Directions - Transcribe everything in the data word for word. Pictures are left out.

(Dataset listings of figures)
[start]
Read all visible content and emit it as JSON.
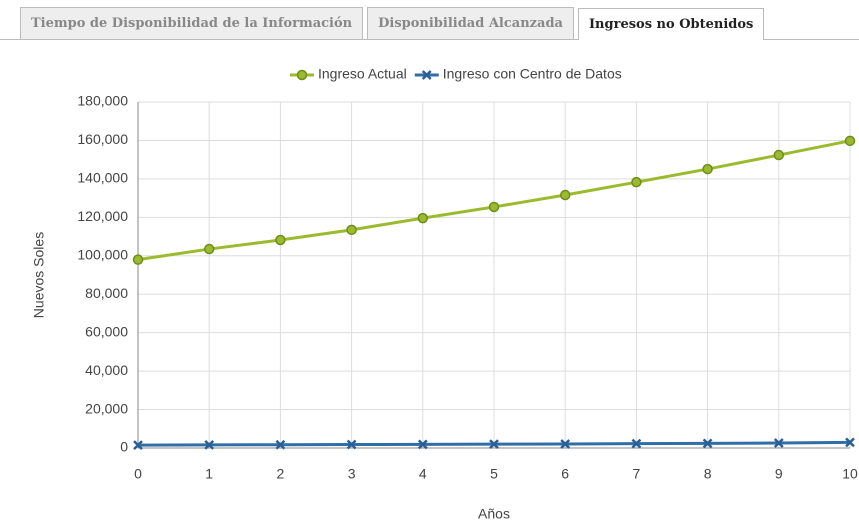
{
  "tabs": [
    "Tiempo de Disponibilidad de la Información",
    "Disponibilidad Alcanzada",
    "Ingresos no Obtenidos"
  ],
  "active_tab": 2,
  "chart_data": {
    "type": "line",
    "x_label": "Años",
    "y_label": "Nuevos Soles",
    "x": [
      0,
      1,
      2,
      3,
      4,
      5,
      6,
      7,
      8,
      9,
      10
    ],
    "series": [
      {
        "name": "Ingreso Actual",
        "color": "#9cba2e",
        "marker_color": "#6e8c1c",
        "marker": "circle",
        "values": [
          98000,
          103500,
          108200,
          113500,
          119600,
          125400,
          131600,
          138300,
          145100,
          152400,
          159800
        ]
      },
      {
        "name": "Ingreso con Centro de Datos",
        "color": "#2f6ea8",
        "marker_color": "#2a5f95",
        "marker": "x",
        "values": [
          1500,
          1600,
          1700,
          1800,
          1900,
          2000,
          2100,
          2300,
          2400,
          2600,
          2900
        ]
      }
    ],
    "xlim": [
      0,
      10
    ],
    "xticks": [
      0,
      1,
      2,
      3,
      4,
      5,
      6,
      7,
      8,
      9,
      10
    ],
    "ylim": [
      0,
      180000
    ],
    "yticks": [
      0,
      {
        "value": 20000,
        "label": "20,000"
      },
      {
        "value": 40000,
        "label": "40,000"
      },
      {
        "value": 60000,
        "label": "60,000"
      },
      {
        "value": 80000,
        "label": "80,000"
      },
      {
        "value": 100000,
        "label": "100,000"
      },
      {
        "value": 120000,
        "label": "120,000"
      },
      {
        "value": 140000,
        "label": "140,000"
      },
      {
        "value": 160000,
        "label": "160,000"
      },
      {
        "value": 180000,
        "label": "180,000"
      }
    ],
    "grid": true,
    "legend": "top"
  }
}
[end]
Written reply -
Read all visible content and emit it as JSON.
{
  "tabs": [
    "Tiempo de Disponibilidad de la Información",
    "Disponibilidad Alcanzada",
    "Ingresos no Obtenidos"
  ],
  "active_tab": 2,
  "chart_data": {
    "type": "line",
    "x_label": "Años",
    "y_label": "Nuevos Soles",
    "x": [
      0,
      1,
      2,
      3,
      4,
      5,
      6,
      7,
      8,
      9,
      10
    ],
    "series": [
      {
        "name": "Ingreso Actual",
        "color": "#9cba2e",
        "marker_color": "#6e8c1c",
        "marker": "circle",
        "values": [
          98000,
          103500,
          108200,
          113500,
          119600,
          125400,
          131600,
          138300,
          145100,
          152400,
          159800
        ]
      },
      {
        "name": "Ingreso con Centro de Datos",
        "color": "#2f6ea8",
        "marker_color": "#2a5f95",
        "marker": "x",
        "values": [
          1500,
          1600,
          1700,
          1800,
          1900,
          2000,
          2100,
          2300,
          2400,
          2600,
          2900
        ]
      }
    ],
    "xlim": [
      0,
      10
    ],
    "xticks": [
      0,
      1,
      2,
      3,
      4,
      5,
      6,
      7,
      8,
      9,
      10
    ],
    "ylim": [
      0,
      180000
    ],
    "yticks": [
      0,
      {
        "value": 20000,
        "label": "20,000"
      },
      {
        "value": 40000,
        "label": "40,000"
      },
      {
        "value": 60000,
        "label": "60,000"
      },
      {
        "value": 80000,
        "label": "80,000"
      },
      {
        "value": 100000,
        "label": "100,000"
      },
      {
        "value": 120000,
        "label": "120,000"
      },
      {
        "value": 140000,
        "label": "140,000"
      },
      {
        "value": 160000,
        "label": "160,000"
      },
      {
        "value": 180000,
        "label": "180,000"
      }
    ],
    "grid": true,
    "legend": "top"
  }
}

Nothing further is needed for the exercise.